[SHORT EXERCISE]: From the entries provided below, copy each line that contains the word "竞争上岗".

[RECORD SET]:
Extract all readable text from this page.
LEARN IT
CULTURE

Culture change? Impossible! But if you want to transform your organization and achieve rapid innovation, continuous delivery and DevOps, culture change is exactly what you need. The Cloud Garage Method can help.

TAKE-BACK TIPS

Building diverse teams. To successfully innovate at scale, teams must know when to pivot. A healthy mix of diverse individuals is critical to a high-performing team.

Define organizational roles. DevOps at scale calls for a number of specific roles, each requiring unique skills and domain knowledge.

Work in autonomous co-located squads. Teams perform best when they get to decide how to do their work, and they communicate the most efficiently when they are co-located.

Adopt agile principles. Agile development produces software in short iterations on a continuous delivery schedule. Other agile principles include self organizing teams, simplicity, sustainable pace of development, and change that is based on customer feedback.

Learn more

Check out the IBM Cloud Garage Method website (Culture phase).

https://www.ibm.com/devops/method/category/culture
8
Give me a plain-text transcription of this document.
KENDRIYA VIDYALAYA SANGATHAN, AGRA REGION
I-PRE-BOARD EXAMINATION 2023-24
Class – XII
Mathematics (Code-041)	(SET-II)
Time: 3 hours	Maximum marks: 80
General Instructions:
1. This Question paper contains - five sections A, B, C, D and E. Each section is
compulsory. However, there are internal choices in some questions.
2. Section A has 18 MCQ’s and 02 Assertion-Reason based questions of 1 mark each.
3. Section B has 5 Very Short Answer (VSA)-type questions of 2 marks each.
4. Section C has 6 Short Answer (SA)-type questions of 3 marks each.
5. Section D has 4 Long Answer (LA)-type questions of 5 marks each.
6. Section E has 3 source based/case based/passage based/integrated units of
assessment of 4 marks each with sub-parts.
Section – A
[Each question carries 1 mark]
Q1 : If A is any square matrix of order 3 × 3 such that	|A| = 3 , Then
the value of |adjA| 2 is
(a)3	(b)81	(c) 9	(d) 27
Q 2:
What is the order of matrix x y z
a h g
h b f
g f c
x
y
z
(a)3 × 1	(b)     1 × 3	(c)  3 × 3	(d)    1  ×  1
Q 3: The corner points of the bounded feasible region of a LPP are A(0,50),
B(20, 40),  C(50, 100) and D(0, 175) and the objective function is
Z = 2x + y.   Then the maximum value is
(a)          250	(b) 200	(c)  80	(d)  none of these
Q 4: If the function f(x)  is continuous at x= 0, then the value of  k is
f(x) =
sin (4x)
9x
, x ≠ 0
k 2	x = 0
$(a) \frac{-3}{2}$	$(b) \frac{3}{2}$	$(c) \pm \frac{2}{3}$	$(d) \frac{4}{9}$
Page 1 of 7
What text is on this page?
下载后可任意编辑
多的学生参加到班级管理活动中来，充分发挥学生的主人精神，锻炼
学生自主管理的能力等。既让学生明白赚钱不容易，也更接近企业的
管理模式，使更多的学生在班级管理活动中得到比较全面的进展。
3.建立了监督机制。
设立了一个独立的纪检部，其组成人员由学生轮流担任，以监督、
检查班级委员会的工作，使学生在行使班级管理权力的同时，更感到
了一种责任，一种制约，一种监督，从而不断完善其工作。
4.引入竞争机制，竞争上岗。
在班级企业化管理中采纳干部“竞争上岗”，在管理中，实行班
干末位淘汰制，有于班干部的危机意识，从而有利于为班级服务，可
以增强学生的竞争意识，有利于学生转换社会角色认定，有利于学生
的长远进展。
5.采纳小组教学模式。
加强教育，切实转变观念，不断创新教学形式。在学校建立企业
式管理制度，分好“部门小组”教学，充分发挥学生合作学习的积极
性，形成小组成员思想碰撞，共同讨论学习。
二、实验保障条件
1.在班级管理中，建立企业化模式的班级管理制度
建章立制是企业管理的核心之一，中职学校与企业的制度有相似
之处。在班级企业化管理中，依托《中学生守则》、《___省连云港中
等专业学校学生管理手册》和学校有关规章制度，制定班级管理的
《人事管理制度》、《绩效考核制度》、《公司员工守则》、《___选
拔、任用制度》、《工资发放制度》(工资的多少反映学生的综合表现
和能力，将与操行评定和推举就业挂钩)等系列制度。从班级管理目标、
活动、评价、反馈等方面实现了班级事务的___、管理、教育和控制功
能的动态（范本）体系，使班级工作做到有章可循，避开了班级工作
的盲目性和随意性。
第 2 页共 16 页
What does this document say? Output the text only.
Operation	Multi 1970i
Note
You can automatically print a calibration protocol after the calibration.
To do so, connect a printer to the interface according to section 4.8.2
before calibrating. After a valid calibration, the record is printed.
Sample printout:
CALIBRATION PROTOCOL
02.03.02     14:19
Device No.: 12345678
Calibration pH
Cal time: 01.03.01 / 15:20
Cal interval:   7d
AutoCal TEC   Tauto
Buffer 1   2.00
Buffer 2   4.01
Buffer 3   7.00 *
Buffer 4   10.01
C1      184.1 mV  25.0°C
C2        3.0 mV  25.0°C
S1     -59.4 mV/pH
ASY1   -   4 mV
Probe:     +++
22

[WRITTEN SOLUTION]:
4.引入竞争机制，竞争上岗。
在班级企业化管理中采纳干部“竞争上岗”，在管理中，实行班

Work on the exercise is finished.